| TASK INSTRUCTIONS |
Below is a listing; copy all of it exactly.

--- Start of DATA ---

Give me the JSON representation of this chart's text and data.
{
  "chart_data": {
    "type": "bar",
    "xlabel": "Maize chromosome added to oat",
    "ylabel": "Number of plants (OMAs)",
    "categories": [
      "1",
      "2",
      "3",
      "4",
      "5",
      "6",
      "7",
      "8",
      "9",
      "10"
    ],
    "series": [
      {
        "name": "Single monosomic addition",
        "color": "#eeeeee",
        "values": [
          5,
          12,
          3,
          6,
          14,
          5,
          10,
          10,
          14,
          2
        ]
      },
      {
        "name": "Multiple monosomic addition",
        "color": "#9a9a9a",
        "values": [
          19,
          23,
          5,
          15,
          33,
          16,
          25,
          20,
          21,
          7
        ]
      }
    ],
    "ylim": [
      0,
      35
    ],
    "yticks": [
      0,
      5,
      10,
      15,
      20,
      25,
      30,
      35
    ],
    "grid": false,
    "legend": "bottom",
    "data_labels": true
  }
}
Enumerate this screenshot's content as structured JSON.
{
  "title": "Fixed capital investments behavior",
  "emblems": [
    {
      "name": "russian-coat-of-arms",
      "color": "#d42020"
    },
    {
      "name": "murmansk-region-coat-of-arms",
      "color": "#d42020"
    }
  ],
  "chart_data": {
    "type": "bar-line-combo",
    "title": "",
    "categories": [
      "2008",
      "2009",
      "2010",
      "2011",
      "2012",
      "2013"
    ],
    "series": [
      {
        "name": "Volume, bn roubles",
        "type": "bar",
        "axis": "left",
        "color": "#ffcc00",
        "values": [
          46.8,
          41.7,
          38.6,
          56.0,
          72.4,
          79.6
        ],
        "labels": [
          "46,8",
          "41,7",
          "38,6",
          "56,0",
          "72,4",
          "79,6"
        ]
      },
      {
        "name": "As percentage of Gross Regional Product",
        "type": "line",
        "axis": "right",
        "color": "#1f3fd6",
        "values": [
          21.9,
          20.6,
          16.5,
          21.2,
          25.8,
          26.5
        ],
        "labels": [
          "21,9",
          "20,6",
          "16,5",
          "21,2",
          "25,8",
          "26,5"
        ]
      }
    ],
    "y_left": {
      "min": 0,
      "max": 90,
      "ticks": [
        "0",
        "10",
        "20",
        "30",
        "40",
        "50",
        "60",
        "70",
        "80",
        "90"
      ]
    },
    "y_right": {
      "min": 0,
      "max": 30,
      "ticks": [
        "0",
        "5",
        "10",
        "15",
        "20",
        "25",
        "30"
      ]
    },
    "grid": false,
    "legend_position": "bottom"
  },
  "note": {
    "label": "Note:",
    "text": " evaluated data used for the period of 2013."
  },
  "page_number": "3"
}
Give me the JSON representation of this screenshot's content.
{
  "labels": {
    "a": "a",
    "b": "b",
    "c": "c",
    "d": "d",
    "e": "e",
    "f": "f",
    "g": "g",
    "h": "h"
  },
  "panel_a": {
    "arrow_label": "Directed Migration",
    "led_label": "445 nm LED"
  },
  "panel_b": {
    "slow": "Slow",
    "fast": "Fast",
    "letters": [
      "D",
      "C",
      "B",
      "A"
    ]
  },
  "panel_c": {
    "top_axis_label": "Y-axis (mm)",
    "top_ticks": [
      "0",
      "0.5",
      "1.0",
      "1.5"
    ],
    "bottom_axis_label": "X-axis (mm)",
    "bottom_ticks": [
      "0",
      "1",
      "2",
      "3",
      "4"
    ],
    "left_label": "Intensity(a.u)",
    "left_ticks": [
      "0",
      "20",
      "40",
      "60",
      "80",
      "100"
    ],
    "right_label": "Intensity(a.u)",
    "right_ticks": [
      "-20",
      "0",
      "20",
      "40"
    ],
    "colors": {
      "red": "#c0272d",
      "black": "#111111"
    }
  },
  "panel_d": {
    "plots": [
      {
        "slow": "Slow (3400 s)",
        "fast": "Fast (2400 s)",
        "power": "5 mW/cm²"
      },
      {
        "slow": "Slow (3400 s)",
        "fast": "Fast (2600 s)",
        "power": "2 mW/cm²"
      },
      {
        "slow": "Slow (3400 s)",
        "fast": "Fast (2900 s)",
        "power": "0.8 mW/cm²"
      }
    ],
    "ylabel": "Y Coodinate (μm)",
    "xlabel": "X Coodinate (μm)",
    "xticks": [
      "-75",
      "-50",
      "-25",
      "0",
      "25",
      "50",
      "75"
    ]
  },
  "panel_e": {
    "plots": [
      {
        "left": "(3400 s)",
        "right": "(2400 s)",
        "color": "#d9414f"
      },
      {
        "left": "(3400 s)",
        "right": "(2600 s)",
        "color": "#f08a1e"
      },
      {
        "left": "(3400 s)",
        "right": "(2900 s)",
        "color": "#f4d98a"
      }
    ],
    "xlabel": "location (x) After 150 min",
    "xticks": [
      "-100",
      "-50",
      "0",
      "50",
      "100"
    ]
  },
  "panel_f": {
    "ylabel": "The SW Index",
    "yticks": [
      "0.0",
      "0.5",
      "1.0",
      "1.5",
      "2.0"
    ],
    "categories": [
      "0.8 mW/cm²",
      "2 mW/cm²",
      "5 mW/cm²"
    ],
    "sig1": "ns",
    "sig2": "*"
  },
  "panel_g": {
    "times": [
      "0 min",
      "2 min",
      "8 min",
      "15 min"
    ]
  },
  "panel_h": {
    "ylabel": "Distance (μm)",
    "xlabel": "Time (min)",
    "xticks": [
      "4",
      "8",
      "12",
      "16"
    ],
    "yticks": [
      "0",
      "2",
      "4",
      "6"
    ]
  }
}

--- End of DATA ---

| REPLY |
Give me the JSON representation of this chart's text and data.
{
  "chart_data": {
    "type": "bar",
    "xlabel": "Maize chromosome added to oat",
    "ylabel": "Number of plants (OMAs)",
    "categories": [
      "1",
      "2",
      "3",
      "4",
      "5",
      "6",
      "7",
      "8",
      "9",
      "10"
    ],
    "series": [
      {
        "name": "Single monosomic addition",
        "color": "#eeeeee",
        "values": [
          5,
          12,
          3,
          6,
          14,
          5,
          10,
          10,
          14,
          2
        ]
      },
      {
        "name": "Multiple monosomic addition",
        "color": "#9a9a9a",
        "values": [
          19,
          23,
          5,
          15,
          33,
          16,
          25,
          20,
          21,
          7
        ]
      }
    ],
    "ylim": [
      0,
      35
    ],
    "yticks": [
      0,
      5,
      10,
      15,
      20,
      25,
      30,
      35
    ],
    "grid": false,
    "legend": "bottom",
    "data_labels": true
  }
}
Enumerate this screenshot's content as structured JSON.
{
  "title": "Fixed capital investments behavior",
  "emblems": [
    {
      "name": "russian-coat-of-arms",
      "color": "#d42020"
    },
    {
      "name": "murmansk-region-coat-of-arms",
      "color": "#d42020"
    }
  ],
  "chart_data": {
    "type": "bar-line-combo",
    "title": "",
    "categories": [
      "2008",
      "2009",
      "2010",
      "2011",
      "2012",
      "2013"
    ],
    "series": [
      {
        "name": "Volume, bn roubles",
        "type": "bar",
        "axis": "left",
        "color": "#ffcc00",
        "values": [
          46.8,
          41.7,
          38.6,
          56.0,
          72.4,
          79.6
        ],
        "labels": [
          "46,8",
          "41,7",
          "38,6",
          "56,0",
          "72,4",
          "79,6"
        ]
      },
      {
        "name": "As percentage of Gross Regional Product",
        "type": "line",
        "axis": "right",
        "color": "#1f3fd6",
        "values": [
          21.9,
          20.6,
          16.5,
          21.2,
          25.8,
          26.5
        ],
        "labels": [
          "21,9",
          "20,6",
          "16,5",
          "21,2",
          "25,8",
          "26,5"
        ]
      }
    ],
    "y_left": {
      "min": 0,
      "max": 90,
      "ticks": [
        "0",
        "10",
        "20",
        "30",
        "40",
        "50",
        "60",
        "70",
        "80",
        "90"
      ]
    },
    "y_right": {
      "min": 0,
      "max": 30,
      "ticks": [
        "0",
        "5",
        "10",
        "15",
        "20",
        "25",
        "30"
      ]
    },
    "grid": false,
    "legend_position": "bottom"
  },
  "note": {
    "label": "Note:",
    "text": " evaluated data used for the period of 2013."
  },
  "page_number": "3"
}
Give me the JSON representation of this screenshot's content.
{
  "labels": {
    "a": "a",
    "b": "b",
    "c": "c",
    "d": "d",
    "e": "e",
    "f": "f",
    "g": "g",
    "h": "h"
  },
  "panel_a": {
    "arrow_label": "Directed Migration",
    "led_label": "445 nm LED"
  },
  "panel_b": {
    "slow": "Slow",
    "fast": "Fast",
    "letters": [
      "D",
      "C",
      "B",
      "A"
    ]
  },
  "panel_c": {
    "top_axis_label": "Y-axis (mm)",
    "top_ticks": [
      "0",
      "0.5",
      "1.0",
      "1.5"
    ],
    "bottom_axis_label": "X-axis (mm)",
    "bottom_ticks": [
      "0",
      "1",
      "2",
      "3",
      "4"
    ],
    "left_label": "Intensity(a.u)",
    "left_ticks": [
      "0",
      "20",
      "40",
      "60",
      "80",
      "100"
    ],
    "right_label": "Intensity(a.u)",
    "right_ticks": [
      "-20",
      "0",
      "20",
      "40"
    ],
    "colors": {
      "red": "#c0272d",
      "black": "#111111"
    }
  },
  "panel_d": {
    "plots": [
      {
        "slow": "Slow (3400 s)",
        "fast": "Fast (2400 s)",
        "power": "5 mW/cm²"
      },
      {
        "slow": "Slow (3400 s)",
        "fast": "Fast (2600 s)",
        "power": "2 mW/cm²"
      },
      {
        "slow": "Slow (3400 s)",
        "fast": "Fast (2900 s)",
        "power": "0.8 mW/cm²"
      }
    ],
    "ylabel": "Y Coodinate (μm)",
    "xlabel": "X Coodinate (μm)",
    "xticks": [
      "-75",
      "-50",
      "-25",
      "0",
      "25",
      "50",
      "75"
    ]
  },
  "panel_e": {
    "plots": [
      {
        "left": "(3400 s)",
        "right": "(2400 s)",
        "color": "#d9414f"
      },
      {
        "left": "(3400 s)",
        "right": "(2600 s)",
        "color": "#f08a1e"
      },
      {
        "left": "(3400 s)",
        "right": "(2900 s)",
        "color": "#f4d98a"
      }
    ],
    "xlabel": "location (x) After 150 min",
    "xticks": [
      "-100",
      "-50",
      "0",
      "50",
      "100"
    ]
  },
  "panel_f": {
    "ylabel": "The SW Index",
    "yticks": [
      "0.0",
      "0.5",
      "1.0",
      "1.5",
      "2.0"
    ],
    "categories": [
      "0.8 mW/cm²",
      "2 mW/cm²",
      "5 mW/cm²"
    ],
    "sig1": "ns",
    "sig2": "*"
  },
  "panel_g": {
    "times": [
      "0 min",
      "2 min",
      "8 min",
      "15 min"
    ]
  },
  "panel_h": {
    "ylabel": "Distance (μm)",
    "xlabel": "Time (min)",
    "xticks": [
      "4",
      "8",
      "12",
      "16"
    ],
    "yticks": [
      "0",
      "2",
      "4",
      "6"
    ]
  }
}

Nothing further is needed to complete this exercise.